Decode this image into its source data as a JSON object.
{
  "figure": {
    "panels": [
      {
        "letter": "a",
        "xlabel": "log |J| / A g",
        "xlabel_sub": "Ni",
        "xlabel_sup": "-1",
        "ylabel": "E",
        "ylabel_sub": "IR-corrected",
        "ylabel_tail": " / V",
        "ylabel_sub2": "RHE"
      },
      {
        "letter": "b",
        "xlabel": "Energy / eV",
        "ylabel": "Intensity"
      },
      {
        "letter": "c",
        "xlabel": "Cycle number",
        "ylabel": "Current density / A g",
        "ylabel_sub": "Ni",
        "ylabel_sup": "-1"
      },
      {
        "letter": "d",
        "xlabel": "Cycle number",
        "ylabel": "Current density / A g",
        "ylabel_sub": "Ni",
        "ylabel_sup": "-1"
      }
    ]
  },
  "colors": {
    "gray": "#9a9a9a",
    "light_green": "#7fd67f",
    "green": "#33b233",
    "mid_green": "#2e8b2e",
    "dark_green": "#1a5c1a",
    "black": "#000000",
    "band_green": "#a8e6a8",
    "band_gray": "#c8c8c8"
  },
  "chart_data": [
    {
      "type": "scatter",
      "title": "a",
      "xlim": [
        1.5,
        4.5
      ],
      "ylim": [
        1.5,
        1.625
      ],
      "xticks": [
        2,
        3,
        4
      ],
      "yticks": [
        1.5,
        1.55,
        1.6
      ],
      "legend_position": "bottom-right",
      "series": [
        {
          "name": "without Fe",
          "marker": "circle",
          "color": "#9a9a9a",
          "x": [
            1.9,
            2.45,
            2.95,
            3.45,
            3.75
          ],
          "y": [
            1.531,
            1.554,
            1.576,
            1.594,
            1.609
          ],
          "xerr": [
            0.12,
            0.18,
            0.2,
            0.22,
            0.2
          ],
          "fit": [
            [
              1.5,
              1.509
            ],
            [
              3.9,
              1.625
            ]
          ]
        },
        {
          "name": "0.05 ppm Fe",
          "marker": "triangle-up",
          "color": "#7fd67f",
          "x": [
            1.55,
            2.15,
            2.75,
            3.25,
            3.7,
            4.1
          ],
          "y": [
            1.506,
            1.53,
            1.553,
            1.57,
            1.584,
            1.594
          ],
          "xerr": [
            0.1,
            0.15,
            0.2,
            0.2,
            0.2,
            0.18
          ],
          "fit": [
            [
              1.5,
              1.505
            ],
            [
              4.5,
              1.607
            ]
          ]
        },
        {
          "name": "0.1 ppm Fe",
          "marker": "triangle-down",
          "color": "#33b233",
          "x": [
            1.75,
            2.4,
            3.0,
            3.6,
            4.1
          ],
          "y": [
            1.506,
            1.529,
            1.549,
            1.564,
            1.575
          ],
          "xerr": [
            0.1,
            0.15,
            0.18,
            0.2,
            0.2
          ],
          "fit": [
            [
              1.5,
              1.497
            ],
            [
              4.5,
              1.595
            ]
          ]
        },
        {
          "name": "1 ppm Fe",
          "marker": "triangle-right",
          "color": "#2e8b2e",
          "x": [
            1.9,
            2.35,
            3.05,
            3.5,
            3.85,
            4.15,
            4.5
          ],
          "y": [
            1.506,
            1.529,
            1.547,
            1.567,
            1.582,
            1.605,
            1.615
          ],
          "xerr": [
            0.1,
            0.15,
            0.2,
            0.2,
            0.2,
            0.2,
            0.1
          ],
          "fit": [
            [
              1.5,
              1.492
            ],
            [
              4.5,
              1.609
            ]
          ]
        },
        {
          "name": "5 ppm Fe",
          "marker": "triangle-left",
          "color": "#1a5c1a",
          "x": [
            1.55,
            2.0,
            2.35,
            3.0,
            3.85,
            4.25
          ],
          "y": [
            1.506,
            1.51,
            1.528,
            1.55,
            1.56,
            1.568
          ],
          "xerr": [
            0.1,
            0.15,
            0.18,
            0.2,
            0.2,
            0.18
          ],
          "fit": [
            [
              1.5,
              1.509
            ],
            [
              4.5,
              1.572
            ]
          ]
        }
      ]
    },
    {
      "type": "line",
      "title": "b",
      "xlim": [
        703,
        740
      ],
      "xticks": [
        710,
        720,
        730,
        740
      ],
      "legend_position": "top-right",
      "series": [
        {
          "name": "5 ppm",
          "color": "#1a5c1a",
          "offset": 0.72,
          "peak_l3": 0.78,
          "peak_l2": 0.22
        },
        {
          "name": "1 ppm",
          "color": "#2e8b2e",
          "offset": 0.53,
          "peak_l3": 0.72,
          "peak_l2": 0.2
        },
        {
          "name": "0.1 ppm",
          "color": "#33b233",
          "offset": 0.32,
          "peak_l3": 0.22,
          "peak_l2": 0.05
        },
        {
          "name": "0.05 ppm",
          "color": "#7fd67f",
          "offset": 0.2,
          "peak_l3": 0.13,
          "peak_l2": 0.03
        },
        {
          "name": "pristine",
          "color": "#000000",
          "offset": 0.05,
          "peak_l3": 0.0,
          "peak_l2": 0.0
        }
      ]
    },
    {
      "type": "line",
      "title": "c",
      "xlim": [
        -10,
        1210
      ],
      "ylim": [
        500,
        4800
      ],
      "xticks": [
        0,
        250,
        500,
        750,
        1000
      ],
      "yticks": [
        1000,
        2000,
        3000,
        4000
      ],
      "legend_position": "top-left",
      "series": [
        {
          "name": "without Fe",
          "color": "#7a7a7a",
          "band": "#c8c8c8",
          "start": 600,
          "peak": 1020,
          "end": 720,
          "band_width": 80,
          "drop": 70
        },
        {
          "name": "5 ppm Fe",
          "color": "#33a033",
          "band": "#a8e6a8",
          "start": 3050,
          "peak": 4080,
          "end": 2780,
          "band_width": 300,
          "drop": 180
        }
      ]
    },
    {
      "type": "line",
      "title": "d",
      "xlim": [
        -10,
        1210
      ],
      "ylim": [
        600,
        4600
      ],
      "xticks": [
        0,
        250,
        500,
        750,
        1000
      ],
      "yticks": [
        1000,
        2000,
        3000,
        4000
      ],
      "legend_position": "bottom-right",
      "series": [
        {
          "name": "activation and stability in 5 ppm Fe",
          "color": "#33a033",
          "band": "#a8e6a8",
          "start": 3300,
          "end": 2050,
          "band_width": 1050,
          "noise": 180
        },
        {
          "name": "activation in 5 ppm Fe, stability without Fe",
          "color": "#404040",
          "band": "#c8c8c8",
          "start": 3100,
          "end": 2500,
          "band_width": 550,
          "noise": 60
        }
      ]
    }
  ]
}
+--
> What to do: Type out the whole listing above again, exactly as it stands.

> Result:
Decode this image into its source data as a JSON object.
{
  "figure": {
    "panels": [
      {
        "letter": "a",
        "xlabel": "log |J| / A g",
        "xlabel_sub": "Ni",
        "xlabel_sup": "-1",
        "ylabel": "E",
        "ylabel_sub": "IR-corrected",
        "ylabel_tail": " / V",
        "ylabel_sub2": "RHE"
      },
      {
        "letter": "b",
        "xlabel": "Energy / eV",
        "ylabel": "Intensity"
      },
      {
        "letter": "c",
        "xlabel": "Cycle number",
        "ylabel": "Current density / A g",
        "ylabel_sub": "Ni",
        "ylabel_sup": "-1"
      },
      {
        "letter": "d",
        "xlabel": "Cycle number",
        "ylabel": "Current density / A g",
        "ylabel_sub": "Ni",
        "ylabel_sup": "-1"
      }
    ]
  },
  "colors": {
    "gray": "#9a9a9a",
    "light_green": "#7fd67f",
    "green": "#33b233",
    "mid_green": "#2e8b2e",
    "dark_green": "#1a5c1a",
    "black": "#000000",
    "band_green": "#a8e6a8",
    "band_gray": "#c8c8c8"
  },
  "chart_data": [
    {
      "type": "scatter",
      "title": "a",
      "xlim": [
        1.5,
        4.5
      ],
      "ylim": [
        1.5,
        1.625
      ],
      "xticks": [
        2,
        3,
        4
      ],
      "yticks": [
        1.5,
        1.55,
        1.6
      ],
      "legend_position": "bottom-right",
      "series": [
        {
          "name": "without Fe",
          "marker": "circle",
          "color": "#9a9a9a",
          "x": [
            1.9,
            2.45,
            2.95,
            3.45,
            3.75
          ],
          "y": [
            1.531,
            1.554,
            1.576,
            1.594,
            1.609
          ],
          "xerr": [
            0.12,
            0.18,
            0.2,
            0.22,
            0.2
          ],
          "fit": [
            [
              1.5,
              1.509
            ],
            [
              3.9,
              1.625
            ]
          ]
        },
        {
          "name": "0.05 ppm Fe",
          "marker": "triangle-up",
          "color": "#7fd67f",
          "x": [
            1.55,
            2.15,
            2.75,
            3.25,
            3.7,
            4.1
          ],
          "y": [
            1.506,
            1.53,
            1.553,
            1.57,
            1.584,
            1.594
          ],
          "xerr": [
            0.1,
            0.15,
            0.2,
            0.2,
            0.2,
            0.18
          ],
          "fit": [
            [
              1.5,
              1.505
            ],
            [
              4.5,
              1.607
            ]
          ]
        },
        {
          "name": "0.1 ppm Fe",
          "marker": "triangle-down",
          "color": "#33b233",
          "x": [
            1.75,
            2.4,
            3.0,
            3.6,
            4.1
          ],
          "y": [
            1.506,
            1.529,
            1.549,
            1.564,
            1.575
          ],
          "xerr": [
            0.1,
            0.15,
            0.18,
            0.2,
            0.2
          ],
          "fit": [
            [
              1.5,
              1.497
            ],
            [
              4.5,
              1.595
            ]
          ]
        },
        {
          "name": "1 ppm Fe",
          "marker": "triangle-right",
          "color": "#2e8b2e",
          "x": [
            1.9,
            2.35,
            3.05,
            3.5,
            3.85,
            4.15,
            4.5
          ],
          "y": [
            1.506,
            1.529,
            1.547,
            1.567,
            1.582,
            1.605,
            1.615
          ],
          "xerr": [
            0.1,
            0.15,
            0.2,
            0.2,
            0.2,
            0.2,
            0.1
          ],
          "fit": [
            [
              1.5,
              1.492
            ],
            [
              4.5,
              1.609
            ]
          ]
        },
        {
          "name": "5 ppm Fe",
          "marker": "triangle-left",
          "color": "#1a5c1a",
          "x": [
            1.55,
            2.0,
            2.35,
            3.0,
            3.85,
            4.25
          ],
          "y": [
            1.506,
            1.51,
            1.528,
            1.55,
            1.56,
            1.568
          ],
          "xerr": [
            0.1,
            0.15,
            0.18,
            0.2,
            0.2,
            0.18
          ],
          "fit": [
            [
              1.5,
              1.509
            ],
            [
              4.5,
              1.572
            ]
          ]
        }
      ]
    },
    {
      "type": "line",
      "title": "b",
      "xlim": [
        703,
        740
      ],
      "xticks": [
        710,
        720,
        730,
        740
      ],
      "legend_position": "top-right",
      "series": [
        {
          "name": "5 ppm",
          "color": "#1a5c1a",
          "offset": 0.72,
          "peak_l3": 0.78,
          "peak_l2": 0.22
        },
        {
          "name": "1 ppm",
          "color": "#2e8b2e",
          "offset": 0.53,
          "peak_l3": 0.72,
          "peak_l2": 0.2
        },
        {
          "name": "0.1 ppm",
          "color": "#33b233",
          "offset": 0.32,
          "peak_l3": 0.22,
          "peak_l2": 0.05
        },
        {
          "name": "0.05 ppm",
          "color": "#7fd67f",
          "offset": 0.2,
          "peak_l3": 0.13,
          "peak_l2": 0.03
        },
        {
          "name": "pristine",
          "color": "#000000",
          "offset": 0.05,
          "peak_l3": 0.0,
          "peak_l2": 0.0
        }
      ]
    },
    {
      "type": "line",
      "title": "c",
      "xlim": [
        -10,
        1210
      ],
      "ylim": [
        500,
        4800
      ],
      "xticks": [
        0,
        250,
        500,
        750,
        1000
      ],
      "yticks": [
        1000,
        2000,
        3000,
        4000
      ],
      "legend_position": "top-left",
      "series": [
        {
          "name": "without Fe",
          "color": "#7a7a7a",
          "band": "#c8c8c8",
          "start": 600,
          "peak": 1020,
          "end": 720,
          "band_width": 80,
          "drop": 70
        },
        {
          "name": "5 ppm Fe",
          "color": "#33a033",
          "band": "#a8e6a8",
          "start": 3050,
          "peak": 4080,
          "end": 2780,
          "band_width": 300,
          "drop": 180
        }
      ]
    },
    {
      "type": "line",
      "title": "d",
      "xlim": [
        -10,
        1210
      ],
      "ylim": [
        600,
        4600
      ],
      "xticks": [
        0,
        250,
        500,
        750,
        1000
      ],
      "yticks": [
        1000,
        2000,
        3000,
        4000
      ],
      "legend_position": "bottom-right",
      "series": [
        {
          "name": "activation and stability in 5 ppm Fe",
          "color": "#33a033",
          "band": "#a8e6a8",
          "start": 3300,
          "end": 2050,
          "band_width": 1050,
          "noise": 180
        },
        {
          "name": "activation in 5 ppm Fe, stability without Fe",
          "color": "#404040",
          "band": "#c8c8c8",
          "start": 3100,
          "end": 2500,
          "band_width": 550,
          "noise": 60
        }
      ]
    }
  ]
}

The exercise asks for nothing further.